(Stated goal)
Pick out each line of the records that includes the string "technology", and copy it.
- - - - -
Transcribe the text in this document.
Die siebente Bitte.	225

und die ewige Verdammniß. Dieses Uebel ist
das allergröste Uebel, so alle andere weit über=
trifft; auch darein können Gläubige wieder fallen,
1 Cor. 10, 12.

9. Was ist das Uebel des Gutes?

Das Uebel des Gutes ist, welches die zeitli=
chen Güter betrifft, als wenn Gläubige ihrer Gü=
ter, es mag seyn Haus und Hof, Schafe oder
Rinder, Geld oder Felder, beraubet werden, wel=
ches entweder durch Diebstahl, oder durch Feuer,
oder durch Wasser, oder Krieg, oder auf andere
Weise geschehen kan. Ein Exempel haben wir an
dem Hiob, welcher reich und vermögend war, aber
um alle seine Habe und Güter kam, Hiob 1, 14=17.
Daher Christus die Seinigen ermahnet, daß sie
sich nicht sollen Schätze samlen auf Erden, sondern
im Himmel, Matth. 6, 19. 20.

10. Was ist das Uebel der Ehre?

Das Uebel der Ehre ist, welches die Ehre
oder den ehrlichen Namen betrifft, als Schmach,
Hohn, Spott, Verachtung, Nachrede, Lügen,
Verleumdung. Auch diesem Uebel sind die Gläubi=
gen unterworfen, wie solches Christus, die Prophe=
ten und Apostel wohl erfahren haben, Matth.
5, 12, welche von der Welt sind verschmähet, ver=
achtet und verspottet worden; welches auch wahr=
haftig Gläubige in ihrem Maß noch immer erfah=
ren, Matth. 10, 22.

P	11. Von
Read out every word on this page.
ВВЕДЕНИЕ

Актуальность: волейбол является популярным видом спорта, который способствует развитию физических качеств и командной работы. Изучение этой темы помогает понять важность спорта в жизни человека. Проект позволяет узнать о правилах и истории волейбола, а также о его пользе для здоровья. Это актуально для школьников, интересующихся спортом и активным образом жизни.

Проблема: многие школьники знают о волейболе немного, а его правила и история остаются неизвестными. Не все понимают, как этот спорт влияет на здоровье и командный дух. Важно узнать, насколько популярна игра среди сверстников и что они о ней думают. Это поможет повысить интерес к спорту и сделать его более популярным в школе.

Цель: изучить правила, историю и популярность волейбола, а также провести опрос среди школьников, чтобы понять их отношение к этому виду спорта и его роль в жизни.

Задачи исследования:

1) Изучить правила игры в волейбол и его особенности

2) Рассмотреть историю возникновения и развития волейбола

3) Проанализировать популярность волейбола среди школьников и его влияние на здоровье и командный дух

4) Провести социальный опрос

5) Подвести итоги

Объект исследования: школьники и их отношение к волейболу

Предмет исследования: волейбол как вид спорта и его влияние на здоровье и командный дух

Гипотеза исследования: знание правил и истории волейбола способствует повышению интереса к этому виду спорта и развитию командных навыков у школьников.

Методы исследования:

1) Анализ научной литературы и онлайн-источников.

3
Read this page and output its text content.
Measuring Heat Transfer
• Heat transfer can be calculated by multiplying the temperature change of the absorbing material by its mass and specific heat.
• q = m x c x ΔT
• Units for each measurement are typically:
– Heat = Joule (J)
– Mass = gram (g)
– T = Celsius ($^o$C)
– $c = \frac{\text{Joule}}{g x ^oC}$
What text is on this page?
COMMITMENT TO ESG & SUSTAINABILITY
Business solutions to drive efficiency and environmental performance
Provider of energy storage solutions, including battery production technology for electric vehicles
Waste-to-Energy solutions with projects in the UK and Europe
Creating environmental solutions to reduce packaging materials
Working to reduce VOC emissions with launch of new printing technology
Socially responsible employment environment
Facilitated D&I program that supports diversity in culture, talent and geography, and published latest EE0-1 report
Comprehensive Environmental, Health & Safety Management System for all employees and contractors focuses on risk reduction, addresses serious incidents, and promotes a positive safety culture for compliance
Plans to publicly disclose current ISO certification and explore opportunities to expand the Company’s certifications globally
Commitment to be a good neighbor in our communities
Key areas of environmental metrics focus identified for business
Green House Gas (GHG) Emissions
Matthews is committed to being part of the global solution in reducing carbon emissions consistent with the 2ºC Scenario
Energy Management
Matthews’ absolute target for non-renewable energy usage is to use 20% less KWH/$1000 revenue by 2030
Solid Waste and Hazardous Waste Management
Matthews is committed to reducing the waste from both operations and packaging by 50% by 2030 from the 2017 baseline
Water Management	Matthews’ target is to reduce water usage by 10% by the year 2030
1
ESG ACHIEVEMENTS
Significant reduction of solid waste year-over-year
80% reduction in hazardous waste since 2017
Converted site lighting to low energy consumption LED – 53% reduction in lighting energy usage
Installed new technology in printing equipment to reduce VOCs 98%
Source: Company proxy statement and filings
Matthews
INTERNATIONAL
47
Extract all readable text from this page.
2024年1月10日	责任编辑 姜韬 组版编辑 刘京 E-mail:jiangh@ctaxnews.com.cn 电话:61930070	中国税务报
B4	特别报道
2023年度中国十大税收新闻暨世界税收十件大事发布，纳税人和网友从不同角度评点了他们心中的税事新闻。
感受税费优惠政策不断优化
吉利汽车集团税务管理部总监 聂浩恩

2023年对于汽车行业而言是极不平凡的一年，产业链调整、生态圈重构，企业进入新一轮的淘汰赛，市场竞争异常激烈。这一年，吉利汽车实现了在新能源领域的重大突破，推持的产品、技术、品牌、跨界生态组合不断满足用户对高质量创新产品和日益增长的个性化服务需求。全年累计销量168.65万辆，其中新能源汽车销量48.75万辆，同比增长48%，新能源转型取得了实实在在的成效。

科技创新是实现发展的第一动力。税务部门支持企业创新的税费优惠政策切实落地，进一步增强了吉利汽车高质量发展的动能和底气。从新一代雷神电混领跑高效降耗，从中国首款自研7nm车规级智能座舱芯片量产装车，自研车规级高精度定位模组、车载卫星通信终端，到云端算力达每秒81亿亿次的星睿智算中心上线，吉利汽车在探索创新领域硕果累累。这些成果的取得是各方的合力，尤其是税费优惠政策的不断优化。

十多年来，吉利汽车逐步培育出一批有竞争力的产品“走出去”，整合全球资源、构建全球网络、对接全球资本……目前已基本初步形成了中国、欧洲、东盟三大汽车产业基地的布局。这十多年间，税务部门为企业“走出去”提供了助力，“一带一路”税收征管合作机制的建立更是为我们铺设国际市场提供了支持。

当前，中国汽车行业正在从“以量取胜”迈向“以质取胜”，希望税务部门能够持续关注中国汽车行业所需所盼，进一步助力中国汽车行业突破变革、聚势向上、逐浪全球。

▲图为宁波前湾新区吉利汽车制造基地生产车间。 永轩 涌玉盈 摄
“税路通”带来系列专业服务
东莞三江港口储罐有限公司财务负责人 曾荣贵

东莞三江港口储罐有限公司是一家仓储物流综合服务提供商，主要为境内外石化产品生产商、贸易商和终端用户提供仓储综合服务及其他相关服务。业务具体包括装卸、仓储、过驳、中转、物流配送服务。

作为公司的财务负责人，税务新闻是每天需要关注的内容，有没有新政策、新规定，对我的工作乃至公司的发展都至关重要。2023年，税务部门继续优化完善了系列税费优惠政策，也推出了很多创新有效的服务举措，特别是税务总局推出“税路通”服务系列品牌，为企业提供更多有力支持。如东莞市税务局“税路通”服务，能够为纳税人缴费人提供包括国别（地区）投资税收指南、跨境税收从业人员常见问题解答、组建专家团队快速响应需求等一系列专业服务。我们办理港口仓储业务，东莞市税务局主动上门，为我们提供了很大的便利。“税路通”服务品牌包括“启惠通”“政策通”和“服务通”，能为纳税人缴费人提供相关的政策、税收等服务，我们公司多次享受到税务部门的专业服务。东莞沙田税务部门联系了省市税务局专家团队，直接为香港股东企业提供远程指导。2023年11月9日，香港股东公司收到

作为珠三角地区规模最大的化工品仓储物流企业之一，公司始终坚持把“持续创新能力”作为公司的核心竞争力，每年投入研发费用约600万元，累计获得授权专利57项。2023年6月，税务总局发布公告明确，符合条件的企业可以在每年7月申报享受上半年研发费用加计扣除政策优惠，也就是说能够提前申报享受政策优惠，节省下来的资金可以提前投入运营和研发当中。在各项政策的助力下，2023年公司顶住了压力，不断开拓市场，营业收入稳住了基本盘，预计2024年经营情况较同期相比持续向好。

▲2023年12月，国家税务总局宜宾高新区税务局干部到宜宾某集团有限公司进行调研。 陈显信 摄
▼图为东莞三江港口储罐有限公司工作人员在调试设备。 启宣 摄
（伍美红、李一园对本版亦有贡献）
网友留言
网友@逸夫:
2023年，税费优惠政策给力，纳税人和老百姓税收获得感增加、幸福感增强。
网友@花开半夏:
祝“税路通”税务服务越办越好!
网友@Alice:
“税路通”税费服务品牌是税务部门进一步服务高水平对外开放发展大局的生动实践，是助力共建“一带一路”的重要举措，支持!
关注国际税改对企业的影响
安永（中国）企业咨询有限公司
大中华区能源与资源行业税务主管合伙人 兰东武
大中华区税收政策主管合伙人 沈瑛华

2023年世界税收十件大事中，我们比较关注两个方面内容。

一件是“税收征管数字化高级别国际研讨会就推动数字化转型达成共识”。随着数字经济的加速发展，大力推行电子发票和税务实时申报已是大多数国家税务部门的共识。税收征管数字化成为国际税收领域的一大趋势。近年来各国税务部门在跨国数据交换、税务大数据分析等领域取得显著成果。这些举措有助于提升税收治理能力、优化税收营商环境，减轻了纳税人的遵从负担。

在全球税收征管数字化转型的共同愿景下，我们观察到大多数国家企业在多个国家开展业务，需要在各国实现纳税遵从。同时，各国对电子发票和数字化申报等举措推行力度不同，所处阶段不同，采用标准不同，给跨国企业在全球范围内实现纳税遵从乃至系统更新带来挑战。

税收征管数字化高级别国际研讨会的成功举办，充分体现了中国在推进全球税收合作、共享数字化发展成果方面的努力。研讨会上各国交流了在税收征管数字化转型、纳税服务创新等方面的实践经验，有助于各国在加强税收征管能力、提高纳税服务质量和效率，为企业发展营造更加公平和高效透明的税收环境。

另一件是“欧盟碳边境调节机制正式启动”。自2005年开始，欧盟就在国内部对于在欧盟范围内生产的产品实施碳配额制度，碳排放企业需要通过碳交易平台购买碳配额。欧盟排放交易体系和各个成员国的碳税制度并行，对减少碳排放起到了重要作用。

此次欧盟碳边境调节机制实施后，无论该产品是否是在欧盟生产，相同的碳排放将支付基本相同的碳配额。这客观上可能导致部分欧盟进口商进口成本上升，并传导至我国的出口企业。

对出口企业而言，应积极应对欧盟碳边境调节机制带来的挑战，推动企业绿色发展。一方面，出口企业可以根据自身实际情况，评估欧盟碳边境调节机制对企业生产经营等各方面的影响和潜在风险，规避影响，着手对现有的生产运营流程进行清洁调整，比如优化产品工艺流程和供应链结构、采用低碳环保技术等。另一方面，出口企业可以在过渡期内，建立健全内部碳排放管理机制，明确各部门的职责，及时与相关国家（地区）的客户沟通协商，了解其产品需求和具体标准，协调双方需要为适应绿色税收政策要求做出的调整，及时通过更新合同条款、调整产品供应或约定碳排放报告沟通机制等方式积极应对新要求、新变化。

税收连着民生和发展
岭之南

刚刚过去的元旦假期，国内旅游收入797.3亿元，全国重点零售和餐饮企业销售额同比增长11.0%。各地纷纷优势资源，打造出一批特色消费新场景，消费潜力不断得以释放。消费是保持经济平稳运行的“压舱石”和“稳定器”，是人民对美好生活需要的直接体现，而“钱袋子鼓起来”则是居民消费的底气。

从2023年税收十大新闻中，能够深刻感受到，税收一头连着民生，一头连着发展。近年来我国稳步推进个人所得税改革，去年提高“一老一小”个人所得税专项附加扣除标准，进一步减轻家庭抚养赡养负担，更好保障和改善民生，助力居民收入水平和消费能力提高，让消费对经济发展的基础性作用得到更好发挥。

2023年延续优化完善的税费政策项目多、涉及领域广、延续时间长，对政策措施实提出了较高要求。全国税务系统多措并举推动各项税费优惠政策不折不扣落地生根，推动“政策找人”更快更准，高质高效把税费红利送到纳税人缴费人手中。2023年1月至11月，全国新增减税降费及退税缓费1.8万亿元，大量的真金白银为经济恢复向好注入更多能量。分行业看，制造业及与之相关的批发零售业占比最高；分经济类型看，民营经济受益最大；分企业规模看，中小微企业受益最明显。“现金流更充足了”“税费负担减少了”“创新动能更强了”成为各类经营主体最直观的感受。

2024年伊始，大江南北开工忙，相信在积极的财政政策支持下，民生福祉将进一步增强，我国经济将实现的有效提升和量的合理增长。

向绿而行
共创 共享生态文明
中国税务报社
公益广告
- - - - -
(Task response)
Provider of energy storage solutions, including battery production technology for electric vehicles
Working to reduce VOC emissions with launch of new printing technology
Installed new technology in printing equipment to reduce VOCs 98%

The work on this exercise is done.